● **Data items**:
• • •
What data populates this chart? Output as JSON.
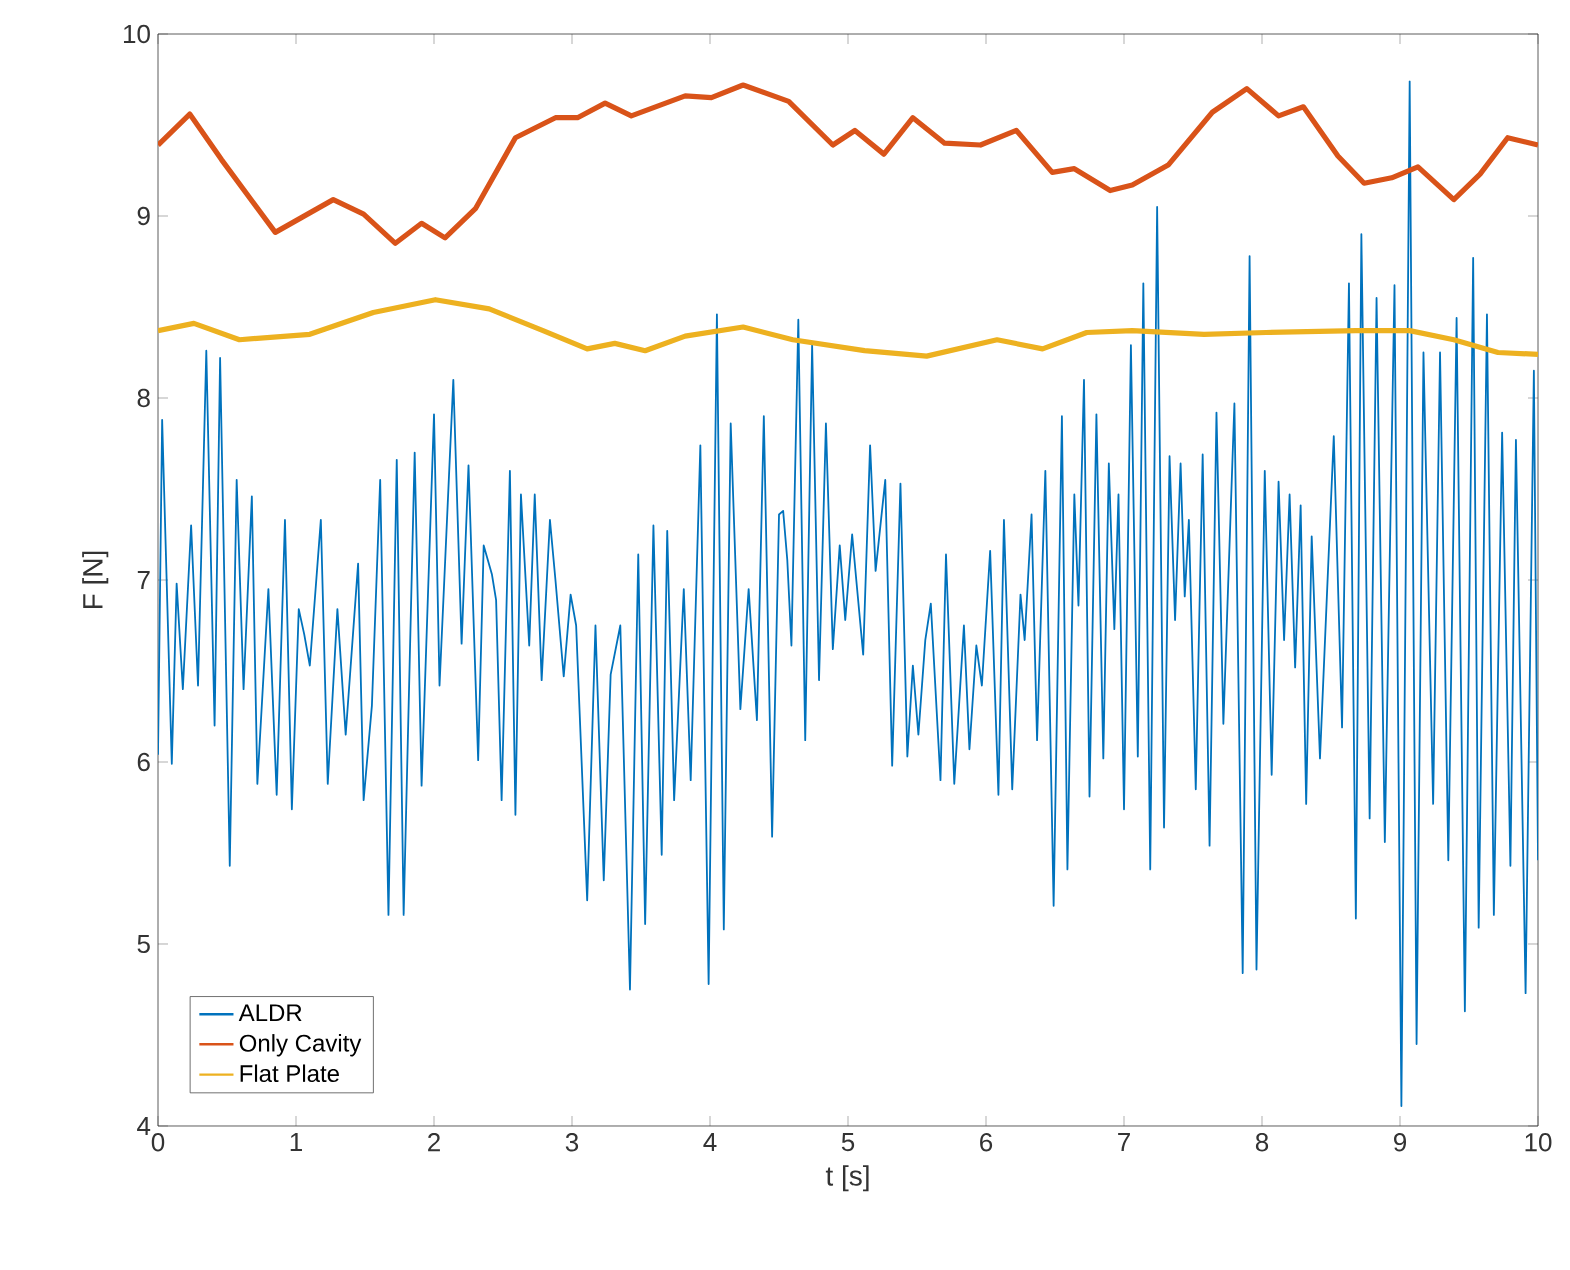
{
  "chart_data": {
    "type": "line",
    "xlabel": "t [s]",
    "ylabel": "F [N]",
    "xlim": [
      0,
      10
    ],
    "ylim": [
      4,
      10
    ],
    "xticks": [
      0,
      1,
      2,
      3,
      4,
      5,
      6,
      7,
      8,
      9,
      10
    ],
    "yticks": [
      4,
      5,
      6,
      7,
      8,
      9,
      10
    ],
    "legend": "bottom left",
    "marker": "none",
    "line_style": "solid",
    "series": [
      {
        "name": "ALDR",
        "color": "#0072bd",
        "x": [
          0.0,
          0.03,
          0.1,
          0.135,
          0.18,
          0.24,
          0.29,
          0.35,
          0.41,
          0.45,
          0.52,
          0.57,
          0.62,
          0.68,
          0.72,
          0.8,
          0.86,
          0.92,
          0.97,
          1.02,
          1.06,
          1.1,
          1.18,
          1.23,
          1.3,
          1.36,
          1.45,
          1.49,
          1.55,
          1.61,
          1.67,
          1.73,
          1.78,
          1.86,
          1.91,
          2.0,
          2.04,
          2.14,
          2.2,
          2.25,
          2.32,
          2.36,
          2.42,
          2.45,
          2.49,
          2.55,
          2.59,
          2.63,
          2.69,
          2.73,
          2.78,
          2.84,
          2.88,
          2.94,
          2.99,
          3.03,
          3.11,
          3.17,
          3.23,
          3.28,
          3.35,
          3.42,
          3.48,
          3.53,
          3.59,
          3.65,
          3.69,
          3.74,
          3.81,
          3.86,
          3.93,
          3.99,
          4.05,
          4.1,
          4.15,
          4.22,
          4.28,
          4.34,
          4.39,
          4.45,
          4.5,
          4.53,
          4.56,
          4.59,
          4.64,
          4.69,
          4.74,
          4.79,
          4.84,
          4.89,
          4.94,
          4.98,
          5.03,
          5.06,
          5.11,
          5.16,
          5.2,
          5.27,
          5.32,
          5.38,
          5.43,
          5.47,
          5.51,
          5.56,
          5.6,
          5.67,
          5.71,
          5.77,
          5.84,
          5.88,
          5.93,
          5.97,
          6.03,
          6.09,
          6.13,
          6.19,
          6.25,
          6.28,
          6.33,
          6.37,
          6.43,
          6.49,
          6.55,
          6.59,
          6.64,
          6.67,
          6.71,
          6.75,
          6.8,
          6.85,
          6.89,
          6.93,
          6.96,
          7.0,
          7.05,
          7.1,
          7.14,
          7.19,
          7.24,
          7.29,
          7.33,
          7.37,
          7.41,
          7.44,
          7.47,
          7.52,
          7.57,
          7.62,
          7.67,
          7.72,
          7.8,
          7.86,
          7.91,
          7.96,
          8.02,
          8.07,
          8.12,
          8.16,
          8.2,
          8.24,
          8.28,
          8.32,
          8.36,
          8.42,
          8.47,
          8.52,
          8.58,
          8.63,
          8.68,
          8.72,
          8.78,
          8.83,
          8.89,
          8.96,
          9.01,
          9.07,
          9.12,
          9.17,
          9.24,
          9.29,
          9.35,
          9.41,
          9.47,
          9.53,
          9.57,
          9.63,
          9.68,
          9.74,
          9.8,
          9.84,
          9.91,
          9.97,
          10.0
        ],
        "values": [
          6.04,
          7.88,
          5.99,
          6.98,
          6.4,
          7.3,
          6.42,
          8.26,
          6.2,
          8.22,
          5.43,
          7.55,
          6.4,
          7.46,
          5.88,
          6.95,
          5.82,
          7.33,
          5.74,
          6.84,
          6.7,
          6.53,
          7.33,
          5.88,
          6.84,
          6.15,
          7.09,
          5.79,
          6.31,
          7.55,
          5.16,
          7.66,
          5.16,
          7.7,
          5.87,
          7.91,
          6.42,
          8.1,
          6.65,
          7.63,
          6.01,
          7.19,
          7.03,
          6.89,
          5.79,
          7.6,
          5.71,
          7.47,
          6.64,
          7.47,
          6.45,
          7.33,
          7.0,
          6.47,
          6.92,
          6.75,
          5.24,
          6.75,
          5.35,
          6.48,
          6.75,
          4.75,
          7.14,
          5.11,
          7.3,
          5.49,
          7.27,
          5.79,
          6.95,
          5.9,
          7.74,
          4.78,
          8.46,
          5.08,
          7.86,
          6.29,
          6.95,
          6.23,
          7.9,
          5.59,
          7.36,
          7.38,
          7.11,
          6.64,
          8.43,
          6.12,
          8.29,
          6.45,
          7.86,
          6.62,
          7.19,
          6.78,
          7.25,
          7.0,
          6.59,
          7.74,
          7.05,
          7.55,
          5.98,
          7.53,
          6.03,
          6.53,
          6.15,
          6.67,
          6.87,
          5.9,
          7.14,
          5.88,
          6.75,
          6.07,
          6.64,
          6.42,
          7.16,
          5.82,
          7.33,
          5.85,
          6.92,
          6.67,
          7.36,
          6.12,
          7.6,
          5.21,
          7.9,
          5.41,
          7.47,
          6.86,
          8.1,
          5.81,
          7.91,
          6.02,
          7.64,
          6.73,
          7.47,
          5.74,
          8.29,
          6.03,
          8.63,
          5.41,
          9.05,
          5.64,
          7.68,
          6.78,
          7.64,
          6.91,
          7.33,
          5.85,
          7.69,
          5.54,
          7.92,
          6.21,
          7.97,
          4.84,
          8.78,
          4.86,
          7.6,
          5.93,
          7.54,
          6.67,
          7.47,
          6.52,
          7.41,
          5.77,
          7.24,
          6.02,
          6.91,
          7.79,
          6.19,
          8.63,
          5.14,
          8.9,
          5.69,
          8.55,
          5.56,
          8.62,
          4.11,
          9.74,
          4.45,
          8.25,
          5.77,
          8.25,
          5.46,
          8.44,
          4.63,
          8.77,
          5.09,
          8.46,
          5.16,
          7.81,
          5.43,
          7.77,
          4.73,
          8.15,
          5.46
        ]
      },
      {
        "name": "Only Cavity",
        "color": "#d95319",
        "x": [
          0.0,
          0.23,
          0.46,
          0.85,
          1.27,
          1.49,
          1.72,
          1.91,
          2.08,
          2.3,
          2.59,
          2.88,
          3.04,
          3.24,
          3.43,
          3.82,
          4.01,
          4.24,
          4.57,
          4.89,
          5.05,
          5.26,
          5.47,
          5.7,
          5.96,
          6.22,
          6.48,
          6.64,
          6.9,
          7.06,
          7.32,
          7.64,
          7.89,
          8.12,
          8.3,
          8.55,
          8.74,
          8.94,
          9.13,
          9.39,
          9.58,
          9.78,
          10.0
        ],
        "values": [
          9.39,
          9.56,
          9.31,
          8.91,
          9.09,
          9.01,
          8.85,
          8.96,
          8.88,
          9.04,
          9.43,
          9.54,
          9.54,
          9.62,
          9.55,
          9.66,
          9.65,
          9.72,
          9.63,
          9.39,
          9.47,
          9.34,
          9.54,
          9.4,
          9.39,
          9.47,
          9.24,
          9.26,
          9.14,
          9.17,
          9.28,
          9.57,
          9.7,
          9.55,
          9.6,
          9.33,
          9.18,
          9.21,
          9.27,
          9.09,
          9.23,
          9.43,
          9.39
        ]
      },
      {
        "name": "Flat Plate",
        "color": "#edb120",
        "x": [
          0.0,
          0.26,
          0.59,
          1.1,
          1.56,
          2.01,
          2.4,
          2.79,
          3.11,
          3.31,
          3.53,
          3.82,
          4.24,
          4.6,
          5.12,
          5.57,
          6.08,
          6.41,
          6.73,
          7.06,
          7.58,
          8.03,
          8.68,
          9.07,
          9.39,
          9.71,
          10.0
        ],
        "values": [
          8.37,
          8.41,
          8.32,
          8.35,
          8.47,
          8.54,
          8.49,
          8.37,
          8.27,
          8.3,
          8.26,
          8.34,
          8.39,
          8.32,
          8.26,
          8.23,
          8.32,
          8.27,
          8.36,
          8.37,
          8.35,
          8.36,
          8.37,
          8.37,
          8.32,
          8.25,
          8.24
        ]
      }
    ]
  }
}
• • •
● **Given problem**: Go through the material line by line. Show each line that contains the string "name".

● **Right answer**:
        "name": "ALDR",
        "name": "Only Cavity",
        "name": "Flat Plate",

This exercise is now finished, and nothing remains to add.